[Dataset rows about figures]
— BEGIN —

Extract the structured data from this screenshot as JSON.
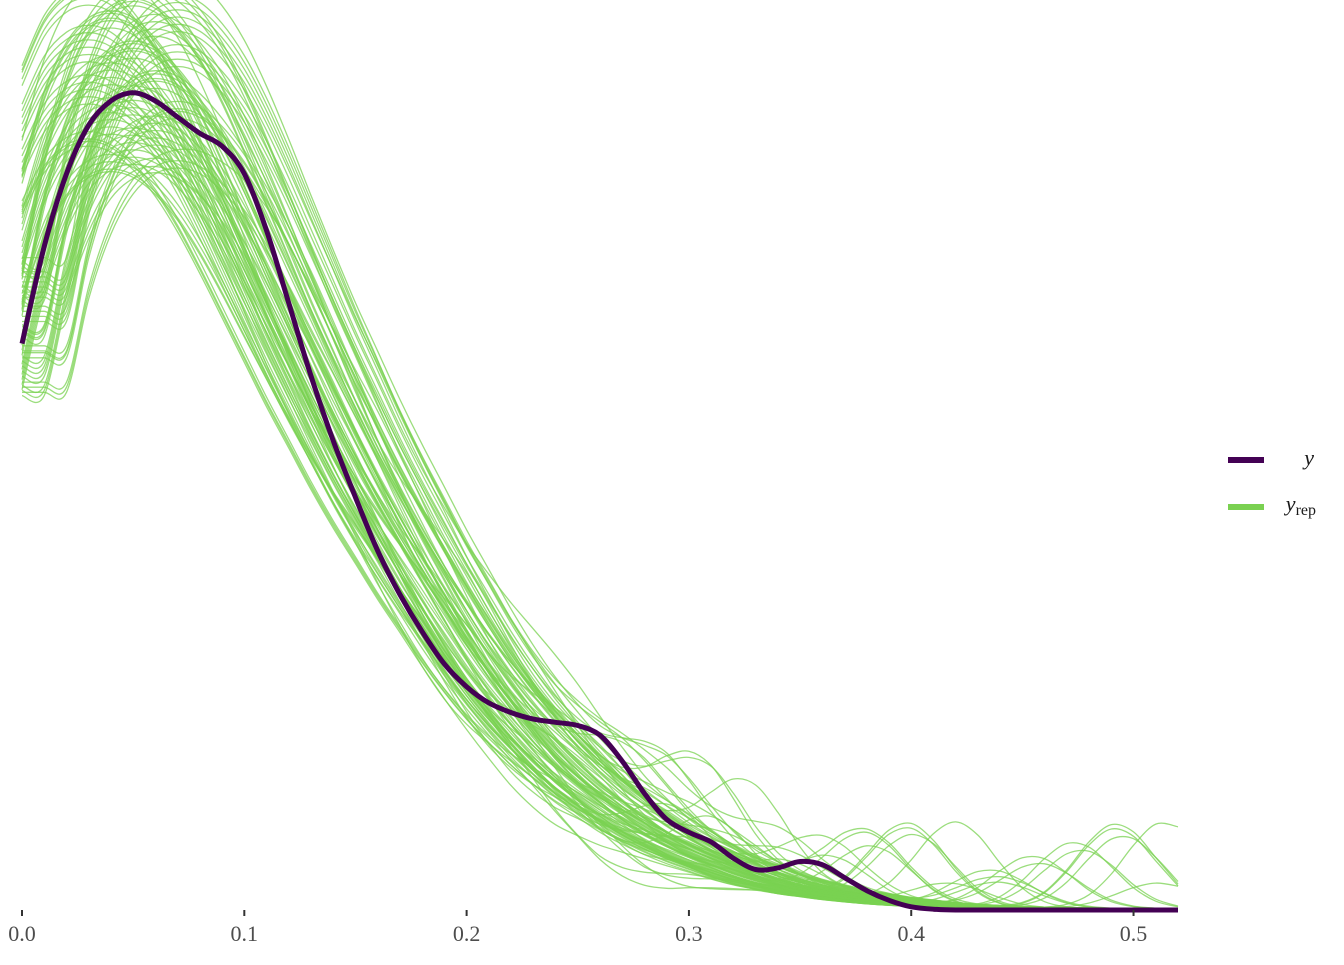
{
  "chart_data": {
    "type": "line",
    "title": "",
    "xlabel": "",
    "ylabel": "",
    "xlim": [
      0,
      0.52
    ],
    "ylim": [
      0,
      5.5
    ],
    "x_ticks": [
      0.0,
      0.1,
      0.2,
      0.3,
      0.4,
      0.5
    ],
    "x_tick_labels": [
      "0.0",
      "0.1",
      "0.2",
      "0.3",
      "0.4",
      "0.5"
    ],
    "y_axis_visible": false,
    "grid": false,
    "legend_position": "right",
    "legend": [
      {
        "key": "y",
        "label": "y",
        "subscript": "",
        "color": "#440154"
      },
      {
        "key": "yrep",
        "label": "y",
        "subscript": "rep",
        "color": "#7AD151"
      }
    ],
    "colors": {
      "y": "#440154",
      "yrep": "#7AD151"
    },
    "series": [
      {
        "name": "y",
        "x": [
          0.0,
          0.01,
          0.02,
          0.03,
          0.04,
          0.05,
          0.06,
          0.07,
          0.08,
          0.09,
          0.1,
          0.11,
          0.12,
          0.13,
          0.14,
          0.15,
          0.16,
          0.17,
          0.18,
          0.19,
          0.2,
          0.21,
          0.22,
          0.23,
          0.24,
          0.25,
          0.26,
          0.27,
          0.28,
          0.29,
          0.3,
          0.31,
          0.32,
          0.33,
          0.34,
          0.35,
          0.36,
          0.37,
          0.38,
          0.39,
          0.4,
          0.41,
          0.42,
          0.45,
          0.5,
          0.52
        ],
        "values": [
          3.5,
          4.1,
          4.55,
          4.85,
          5.0,
          5.05,
          5.0,
          4.9,
          4.8,
          4.72,
          4.55,
          4.2,
          3.75,
          3.3,
          2.9,
          2.55,
          2.22,
          1.95,
          1.72,
          1.52,
          1.38,
          1.28,
          1.22,
          1.18,
          1.16,
          1.14,
          1.08,
          0.92,
          0.72,
          0.56,
          0.48,
          0.42,
          0.32,
          0.25,
          0.26,
          0.3,
          0.28,
          0.2,
          0.12,
          0.06,
          0.02,
          0.005,
          0.0,
          0.0,
          0.0,
          0.0
        ]
      },
      {
        "name": "yrep",
        "replicates": 100,
        "x": [
          0.0,
          0.01,
          0.02,
          0.03,
          0.04,
          0.05,
          0.06,
          0.07,
          0.08,
          0.09,
          0.1,
          0.11,
          0.12,
          0.13,
          0.14,
          0.15,
          0.16,
          0.17,
          0.18,
          0.19,
          0.2,
          0.21,
          0.22,
          0.23,
          0.24,
          0.25,
          0.26,
          0.27,
          0.28,
          0.29,
          0.3,
          0.31,
          0.32,
          0.33,
          0.34,
          0.35,
          0.36,
          0.37,
          0.38,
          0.39,
          0.4,
          0.41,
          0.42,
          0.43,
          0.44,
          0.45,
          0.46,
          0.47,
          0.48,
          0.49,
          0.5,
          0.51,
          0.52
        ],
        "values": [
          3.6,
          4.25,
          4.7,
          4.98,
          5.12,
          5.16,
          5.12,
          5.0,
          4.82,
          4.58,
          4.3,
          4.0,
          3.7,
          3.4,
          3.12,
          2.84,
          2.58,
          2.34,
          2.1,
          1.88,
          1.66,
          1.46,
          1.28,
          1.12,
          0.97,
          0.84,
          0.72,
          0.62,
          0.52,
          0.44,
          0.37,
          0.31,
          0.26,
          0.21,
          0.17,
          0.14,
          0.11,
          0.09,
          0.07,
          0.055,
          0.042,
          0.032,
          0.025,
          0.02,
          0.016,
          0.013,
          0.011,
          0.01,
          0.009,
          0.008,
          0.008,
          0.008,
          0.008
        ]
      }
    ]
  }
}
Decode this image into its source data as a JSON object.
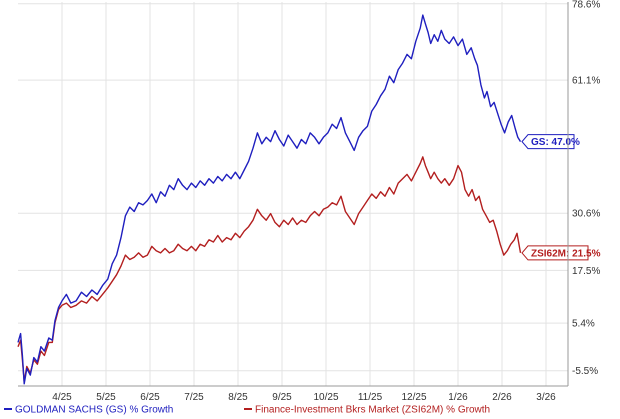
{
  "chart_data": {
    "type": "line",
    "title": "",
    "xlabel": "",
    "ylabel": "",
    "y_unit": "%",
    "y_ticks": [
      {
        "value": -5.5,
        "label": "-5.5%"
      },
      {
        "value": 5.4,
        "label": "5.4%"
      },
      {
        "value": 17.5,
        "label": "17.5%"
      },
      {
        "value": 30.6,
        "label": "30.6%"
      },
      {
        "value": 61.1,
        "label": "61.1%"
      },
      {
        "value": 78.6,
        "label": "78.6%"
      }
    ],
    "x_ticks": [
      "4/25",
      "5/25",
      "6/25",
      "7/25",
      "8/25",
      "9/25",
      "10/25",
      "11/25",
      "12/25",
      "1/26",
      "2/26",
      "3/26"
    ],
    "x_range": [
      0,
      12.5
    ],
    "ylim": [
      -9,
      79
    ],
    "grid": true,
    "legend_position": "bottom",
    "series": [
      {
        "name": "GOLDMAN SACHS (GS) % Growth",
        "color": "#1f1fbf",
        "callout": "GS: 47.0%",
        "last_value": 47.0,
        "points": [
          [
            0.0,
            1.0
          ],
          [
            0.06,
            3.0
          ],
          [
            0.1,
            -2.0
          ],
          [
            0.14,
            -8.5
          ],
          [
            0.2,
            -5.0
          ],
          [
            0.28,
            -6.5
          ],
          [
            0.36,
            -2.5
          ],
          [
            0.44,
            -3.5
          ],
          [
            0.52,
            0.0
          ],
          [
            0.6,
            -1.0
          ],
          [
            0.7,
            2.0
          ],
          [
            0.78,
            1.5
          ],
          [
            0.84,
            6.0
          ],
          [
            0.92,
            9.0
          ],
          [
            1.0,
            10.5
          ],
          [
            1.1,
            12.0
          ],
          [
            1.2,
            10.0
          ],
          [
            1.32,
            10.5
          ],
          [
            1.44,
            12.5
          ],
          [
            1.56,
            11.5
          ],
          [
            1.68,
            13.0
          ],
          [
            1.8,
            12.0
          ],
          [
            1.92,
            14.0
          ],
          [
            2.04,
            15.5
          ],
          [
            2.14,
            19.0
          ],
          [
            2.24,
            21.0
          ],
          [
            2.34,
            25.0
          ],
          [
            2.44,
            30.0
          ],
          [
            2.54,
            32.0
          ],
          [
            2.64,
            31.0
          ],
          [
            2.74,
            33.0
          ],
          [
            2.84,
            32.5
          ],
          [
            2.94,
            33.5
          ],
          [
            3.04,
            35.0
          ],
          [
            3.14,
            33.0
          ],
          [
            3.24,
            35.5
          ],
          [
            3.34,
            34.5
          ],
          [
            3.44,
            37.0
          ],
          [
            3.54,
            36.0
          ],
          [
            3.64,
            38.5
          ],
          [
            3.74,
            37.0
          ],
          [
            3.84,
            36.0
          ],
          [
            3.94,
            37.5
          ],
          [
            4.04,
            36.5
          ],
          [
            4.14,
            38.0
          ],
          [
            4.24,
            37.0
          ],
          [
            4.34,
            38.5
          ],
          [
            4.44,
            37.5
          ],
          [
            4.54,
            39.0
          ],
          [
            4.64,
            38.0
          ],
          [
            4.74,
            39.5
          ],
          [
            4.84,
            38.5
          ],
          [
            4.94,
            40.0
          ],
          [
            5.04,
            38.5
          ],
          [
            5.14,
            40.5
          ],
          [
            5.24,
            42.5
          ],
          [
            5.34,
            45.5
          ],
          [
            5.44,
            49.0
          ],
          [
            5.54,
            46.5
          ],
          [
            5.64,
            48.0
          ],
          [
            5.74,
            47.0
          ],
          [
            5.84,
            49.5
          ],
          [
            5.94,
            47.5
          ],
          [
            6.04,
            46.0
          ],
          [
            6.14,
            48.5
          ],
          [
            6.24,
            47.0
          ],
          [
            6.34,
            45.5
          ],
          [
            6.44,
            47.5
          ],
          [
            6.54,
            46.5
          ],
          [
            6.64,
            49.0
          ],
          [
            6.74,
            48.0
          ],
          [
            6.84,
            46.5
          ],
          [
            6.94,
            48.0
          ],
          [
            7.04,
            49.0
          ],
          [
            7.14,
            51.0
          ],
          [
            7.24,
            50.0
          ],
          [
            7.34,
            52.5
          ],
          [
            7.44,
            49.0
          ],
          [
            7.54,
            47.0
          ],
          [
            7.64,
            45.0
          ],
          [
            7.74,
            48.0
          ],
          [
            7.84,
            49.5
          ],
          [
            7.94,
            50.5
          ],
          [
            8.04,
            54.0
          ],
          [
            8.14,
            55.5
          ],
          [
            8.24,
            57.5
          ],
          [
            8.34,
            59.0
          ],
          [
            8.44,
            62.0
          ],
          [
            8.54,
            60.5
          ],
          [
            8.64,
            63.5
          ],
          [
            8.74,
            65.0
          ],
          [
            8.84,
            67.0
          ],
          [
            8.94,
            66.0
          ],
          [
            9.04,
            70.0
          ],
          [
            9.14,
            73.0
          ],
          [
            9.2,
            76.0
          ],
          [
            9.26,
            74.0
          ],
          [
            9.32,
            72.0
          ],
          [
            9.38,
            69.5
          ],
          [
            9.46,
            71.5
          ],
          [
            9.54,
            70.0
          ],
          [
            9.62,
            72.5
          ],
          [
            9.7,
            70.5
          ],
          [
            9.8,
            69.5
          ],
          [
            9.9,
            71.0
          ],
          [
            10.0,
            69.0
          ],
          [
            10.1,
            70.5
          ],
          [
            10.2,
            67.0
          ],
          [
            10.3,
            68.5
          ],
          [
            10.38,
            66.0
          ],
          [
            10.44,
            64.5
          ],
          [
            10.52,
            60.0
          ],
          [
            10.6,
            57.0
          ],
          [
            10.66,
            58.5
          ],
          [
            10.74,
            55.0
          ],
          [
            10.82,
            56.0
          ],
          [
            10.9,
            53.5
          ],
          [
            10.98,
            51.0
          ],
          [
            11.06,
            49.0
          ],
          [
            11.14,
            51.5
          ],
          [
            11.22,
            53.0
          ],
          [
            11.3,
            50.0
          ],
          [
            11.36,
            48.0
          ],
          [
            11.42,
            47.0
          ]
        ]
      },
      {
        "name": "Finance-Investment Bkrs Market (ZSI62M) % Growth",
        "color": "#b31f1f",
        "callout": "ZSI62M: 21.5%",
        "last_value": 21.5,
        "points": [
          [
            0.0,
            0.0
          ],
          [
            0.06,
            1.5
          ],
          [
            0.1,
            -3.0
          ],
          [
            0.14,
            -8.0
          ],
          [
            0.2,
            -4.5
          ],
          [
            0.28,
            -6.0
          ],
          [
            0.36,
            -3.0
          ],
          [
            0.44,
            -4.0
          ],
          [
            0.52,
            -1.0
          ],
          [
            0.6,
            -2.0
          ],
          [
            0.7,
            1.0
          ],
          [
            0.78,
            1.0
          ],
          [
            0.84,
            5.5
          ],
          [
            0.92,
            8.5
          ],
          [
            1.0,
            9.5
          ],
          [
            1.1,
            10.0
          ],
          [
            1.2,
            9.0
          ],
          [
            1.32,
            9.5
          ],
          [
            1.44,
            10.5
          ],
          [
            1.56,
            10.0
          ],
          [
            1.68,
            11.5
          ],
          [
            1.8,
            10.5
          ],
          [
            1.92,
            12.0
          ],
          [
            2.04,
            13.5
          ],
          [
            2.14,
            15.0
          ],
          [
            2.24,
            16.5
          ],
          [
            2.34,
            18.5
          ],
          [
            2.44,
            21.0
          ],
          [
            2.54,
            20.0
          ],
          [
            2.64,
            20.5
          ],
          [
            2.74,
            21.5
          ],
          [
            2.84,
            20.5
          ],
          [
            2.94,
            21.0
          ],
          [
            3.04,
            23.0
          ],
          [
            3.14,
            22.0
          ],
          [
            3.24,
            21.5
          ],
          [
            3.34,
            22.5
          ],
          [
            3.44,
            21.5
          ],
          [
            3.54,
            22.0
          ],
          [
            3.64,
            23.5
          ],
          [
            3.74,
            22.5
          ],
          [
            3.84,
            22.0
          ],
          [
            3.94,
            23.0
          ],
          [
            4.04,
            22.0
          ],
          [
            4.14,
            23.5
          ],
          [
            4.24,
            23.0
          ],
          [
            4.34,
            24.5
          ],
          [
            4.44,
            24.0
          ],
          [
            4.54,
            25.5
          ],
          [
            4.64,
            24.0
          ],
          [
            4.74,
            25.0
          ],
          [
            4.84,
            24.5
          ],
          [
            4.94,
            26.0
          ],
          [
            5.04,
            25.0
          ],
          [
            5.14,
            26.5
          ],
          [
            5.24,
            27.5
          ],
          [
            5.34,
            29.0
          ],
          [
            5.44,
            31.5
          ],
          [
            5.54,
            30.0
          ],
          [
            5.64,
            29.0
          ],
          [
            5.74,
            30.5
          ],
          [
            5.84,
            28.5
          ],
          [
            5.94,
            27.5
          ],
          [
            6.04,
            29.0
          ],
          [
            6.14,
            28.0
          ],
          [
            6.24,
            29.5
          ],
          [
            6.34,
            28.0
          ],
          [
            6.44,
            29.0
          ],
          [
            6.54,
            28.5
          ],
          [
            6.64,
            30.0
          ],
          [
            6.74,
            31.0
          ],
          [
            6.84,
            30.0
          ],
          [
            6.94,
            31.5
          ],
          [
            7.04,
            32.0
          ],
          [
            7.14,
            33.0
          ],
          [
            7.24,
            32.5
          ],
          [
            7.34,
            34.5
          ],
          [
            7.44,
            31.0
          ],
          [
            7.54,
            29.5
          ],
          [
            7.64,
            28.0
          ],
          [
            7.74,
            30.5
          ],
          [
            7.84,
            32.0
          ],
          [
            7.94,
            33.5
          ],
          [
            8.04,
            35.0
          ],
          [
            8.14,
            34.0
          ],
          [
            8.24,
            35.5
          ],
          [
            8.34,
            34.5
          ],
          [
            8.44,
            36.5
          ],
          [
            8.54,
            35.0
          ],
          [
            8.64,
            37.5
          ],
          [
            8.74,
            38.5
          ],
          [
            8.84,
            39.5
          ],
          [
            8.94,
            38.0
          ],
          [
            9.04,
            40.0
          ],
          [
            9.14,
            42.0
          ],
          [
            9.2,
            43.5
          ],
          [
            9.26,
            41.5
          ],
          [
            9.32,
            40.0
          ],
          [
            9.38,
            38.5
          ],
          [
            9.46,
            40.0
          ],
          [
            9.54,
            38.5
          ],
          [
            9.62,
            37.5
          ],
          [
            9.7,
            38.5
          ],
          [
            9.8,
            37.0
          ],
          [
            9.9,
            38.5
          ],
          [
            10.0,
            41.5
          ],
          [
            10.08,
            40.0
          ],
          [
            10.16,
            36.0
          ],
          [
            10.24,
            34.5
          ],
          [
            10.32,
            36.0
          ],
          [
            10.4,
            33.5
          ],
          [
            10.48,
            34.5
          ],
          [
            10.56,
            31.5
          ],
          [
            10.64,
            30.0
          ],
          [
            10.72,
            28.5
          ],
          [
            10.8,
            29.0
          ],
          [
            10.88,
            26.5
          ],
          [
            10.96,
            23.5
          ],
          [
            11.04,
            21.0
          ],
          [
            11.12,
            22.0
          ],
          [
            11.2,
            23.5
          ],
          [
            11.28,
            24.5
          ],
          [
            11.34,
            26.0
          ],
          [
            11.42,
            21.5
          ]
        ]
      }
    ]
  }
}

— END —

▶ **TASK PROMPT**:
Please list every line of the records that contains "JSON".

▶ **COMPLETED EXERCISE**:
Extract the structured data from this screenshot as JSON.
Decode this image into its source data as a JSON object.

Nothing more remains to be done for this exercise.